[Records from a data collection]
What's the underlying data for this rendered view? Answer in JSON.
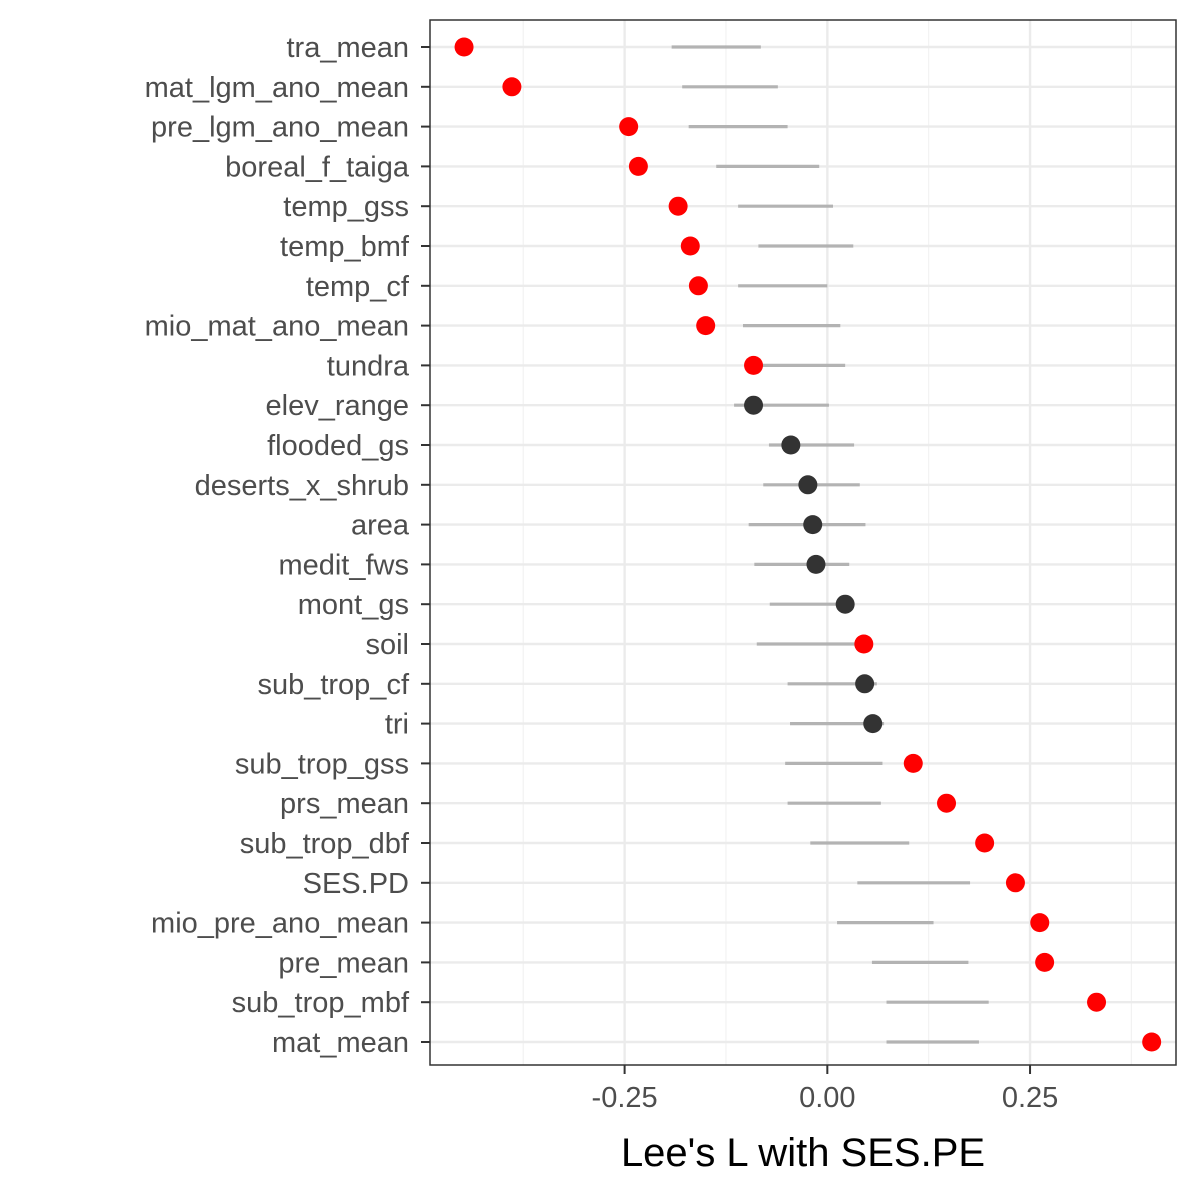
{
  "chart_data": {
    "type": "scatter",
    "xlabel": "Lee's L with SES.PE",
    "ylabel": "",
    "xlim": [
      -0.49,
      0.43
    ],
    "x_ticks": [
      {
        "value": -0.25,
        "label": "-0.25"
      },
      {
        "value": 0.0,
        "label": "0.00"
      },
      {
        "value": 0.25,
        "label": "0.25"
      }
    ],
    "grid": true,
    "colors": {
      "significant": "#ff0000",
      "not_significant": "#333333",
      "interval": "#b3b3b3",
      "grid_major": "#ebebeb",
      "grid_minor": "#f2f2f2",
      "panel_border": "#333333"
    },
    "variables": [
      {
        "label": "tra_mean",
        "value": -0.448,
        "low": -0.192,
        "high": -0.082,
        "significant": true
      },
      {
        "label": "mat_lgm_ano_mean",
        "value": -0.389,
        "low": -0.179,
        "high": -0.061,
        "significant": true
      },
      {
        "label": "pre_lgm_ano_mean",
        "value": -0.245,
        "low": -0.171,
        "high": -0.049,
        "significant": true
      },
      {
        "label": "boreal_f_taiga",
        "value": -0.233,
        "low": -0.137,
        "high": -0.01,
        "significant": true
      },
      {
        "label": "temp_gss",
        "value": -0.184,
        "low": -0.11,
        "high": 0.007,
        "significant": true
      },
      {
        "label": "temp_bmf",
        "value": -0.169,
        "low": -0.085,
        "high": 0.032,
        "significant": true
      },
      {
        "label": "temp_cf",
        "value": -0.159,
        "low": -0.11,
        "high": 0.0,
        "significant": true
      },
      {
        "label": "mio_mat_ano_mean",
        "value": -0.15,
        "low": -0.104,
        "high": 0.016,
        "significant": true
      },
      {
        "label": "tundra",
        "value": -0.091,
        "low": -0.095,
        "high": 0.022,
        "significant": true
      },
      {
        "label": "elev_range",
        "value": -0.091,
        "low": -0.115,
        "high": 0.002,
        "significant": false
      },
      {
        "label": "flooded_gs",
        "value": -0.045,
        "low": -0.072,
        "high": 0.033,
        "significant": false
      },
      {
        "label": "deserts_x_shrub",
        "value": -0.024,
        "low": -0.079,
        "high": 0.04,
        "significant": false
      },
      {
        "label": "area",
        "value": -0.018,
        "low": -0.097,
        "high": 0.047,
        "significant": false
      },
      {
        "label": "medit_fws",
        "value": -0.014,
        "low": -0.09,
        "high": 0.027,
        "significant": false
      },
      {
        "label": "mont_gs",
        "value": 0.022,
        "low": -0.071,
        "high": 0.026,
        "significant": false
      },
      {
        "label": "soil",
        "value": 0.045,
        "low": -0.087,
        "high": 0.047,
        "significant": true
      },
      {
        "label": "sub_trop_cf",
        "value": 0.046,
        "low": -0.049,
        "high": 0.061,
        "significant": false
      },
      {
        "label": "tri",
        "value": 0.056,
        "low": -0.046,
        "high": 0.07,
        "significant": false
      },
      {
        "label": "sub_trop_gss",
        "value": 0.106,
        "low": -0.052,
        "high": 0.068,
        "significant": true
      },
      {
        "label": "prs_mean",
        "value": 0.147,
        "low": -0.049,
        "high": 0.066,
        "significant": true
      },
      {
        "label": "sub_trop_dbf",
        "value": 0.194,
        "low": -0.021,
        "high": 0.101,
        "significant": true
      },
      {
        "label": "SES.PD",
        "value": 0.232,
        "low": 0.037,
        "high": 0.176,
        "significant": true
      },
      {
        "label": "mio_pre_ano_mean",
        "value": 0.262,
        "low": 0.012,
        "high": 0.131,
        "significant": true
      },
      {
        "label": "pre_mean",
        "value": 0.268,
        "low": 0.055,
        "high": 0.174,
        "significant": true
      },
      {
        "label": "sub_trop_mbf",
        "value": 0.332,
        "low": 0.073,
        "high": 0.199,
        "significant": true
      },
      {
        "label": "mat_mean",
        "value": 0.4,
        "low": 0.073,
        "high": 0.187,
        "significant": true
      }
    ]
  }
}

TO DO: Copy out the listing exactly as it stands, but not the pictures.

ANSWER FOR THIS EXERCISE:
What's the underlying data for this rendered view? Answer in JSON.
{
  "chart_data": {
    "type": "scatter",
    "xlabel": "Lee's L with SES.PE",
    "ylabel": "",
    "xlim": [
      -0.49,
      0.43
    ],
    "x_ticks": [
      {
        "value": -0.25,
        "label": "-0.25"
      },
      {
        "value": 0.0,
        "label": "0.00"
      },
      {
        "value": 0.25,
        "label": "0.25"
      }
    ],
    "grid": true,
    "colors": {
      "significant": "#ff0000",
      "not_significant": "#333333",
      "interval": "#b3b3b3",
      "grid_major": "#ebebeb",
      "grid_minor": "#f2f2f2",
      "panel_border": "#333333"
    },
    "variables": [
      {
        "label": "tra_mean",
        "value": -0.448,
        "low": -0.192,
        "high": -0.082,
        "significant": true
      },
      {
        "label": "mat_lgm_ano_mean",
        "value": -0.389,
        "low": -0.179,
        "high": -0.061,
        "significant": true
      },
      {
        "label": "pre_lgm_ano_mean",
        "value": -0.245,
        "low": -0.171,
        "high": -0.049,
        "significant": true
      },
      {
        "label": "boreal_f_taiga",
        "value": -0.233,
        "low": -0.137,
        "high": -0.01,
        "significant": true
      },
      {
        "label": "temp_gss",
        "value": -0.184,
        "low": -0.11,
        "high": 0.007,
        "significant": true
      },
      {
        "label": "temp_bmf",
        "value": -0.169,
        "low": -0.085,
        "high": 0.032,
        "significant": true
      },
      {
        "label": "temp_cf",
        "value": -0.159,
        "low": -0.11,
        "high": 0.0,
        "significant": true
      },
      {
        "label": "mio_mat_ano_mean",
        "value": -0.15,
        "low": -0.104,
        "high": 0.016,
        "significant": true
      },
      {
        "label": "tundra",
        "value": -0.091,
        "low": -0.095,
        "high": 0.022,
        "significant": true
      },
      {
        "label": "elev_range",
        "value": -0.091,
        "low": -0.115,
        "high": 0.002,
        "significant": false
      },
      {
        "label": "flooded_gs",
        "value": -0.045,
        "low": -0.072,
        "high": 0.033,
        "significant": false
      },
      {
        "label": "deserts_x_shrub",
        "value": -0.024,
        "low": -0.079,
        "high": 0.04,
        "significant": false
      },
      {
        "label": "area",
        "value": -0.018,
        "low": -0.097,
        "high": 0.047,
        "significant": false
      },
      {
        "label": "medit_fws",
        "value": -0.014,
        "low": -0.09,
        "high": 0.027,
        "significant": false
      },
      {
        "label": "mont_gs",
        "value": 0.022,
        "low": -0.071,
        "high": 0.026,
        "significant": false
      },
      {
        "label": "soil",
        "value": 0.045,
        "low": -0.087,
        "high": 0.047,
        "significant": true
      },
      {
        "label": "sub_trop_cf",
        "value": 0.046,
        "low": -0.049,
        "high": 0.061,
        "significant": false
      },
      {
        "label": "tri",
        "value": 0.056,
        "low": -0.046,
        "high": 0.07,
        "significant": false
      },
      {
        "label": "sub_trop_gss",
        "value": 0.106,
        "low": -0.052,
        "high": 0.068,
        "significant": true
      },
      {
        "label": "prs_mean",
        "value": 0.147,
        "low": -0.049,
        "high": 0.066,
        "significant": true
      },
      {
        "label": "sub_trop_dbf",
        "value": 0.194,
        "low": -0.021,
        "high": 0.101,
        "significant": true
      },
      {
        "label": "SES.PD",
        "value": 0.232,
        "low": 0.037,
        "high": 0.176,
        "significant": true
      },
      {
        "label": "mio_pre_ano_mean",
        "value": 0.262,
        "low": 0.012,
        "high": 0.131,
        "significant": true
      },
      {
        "label": "pre_mean",
        "value": 0.268,
        "low": 0.055,
        "high": 0.174,
        "significant": true
      },
      {
        "label": "sub_trop_mbf",
        "value": 0.332,
        "low": 0.073,
        "high": 0.199,
        "significant": true
      },
      {
        "label": "mat_mean",
        "value": 0.4,
        "low": 0.073,
        "high": 0.187,
        "significant": true
      }
    ]
  }
}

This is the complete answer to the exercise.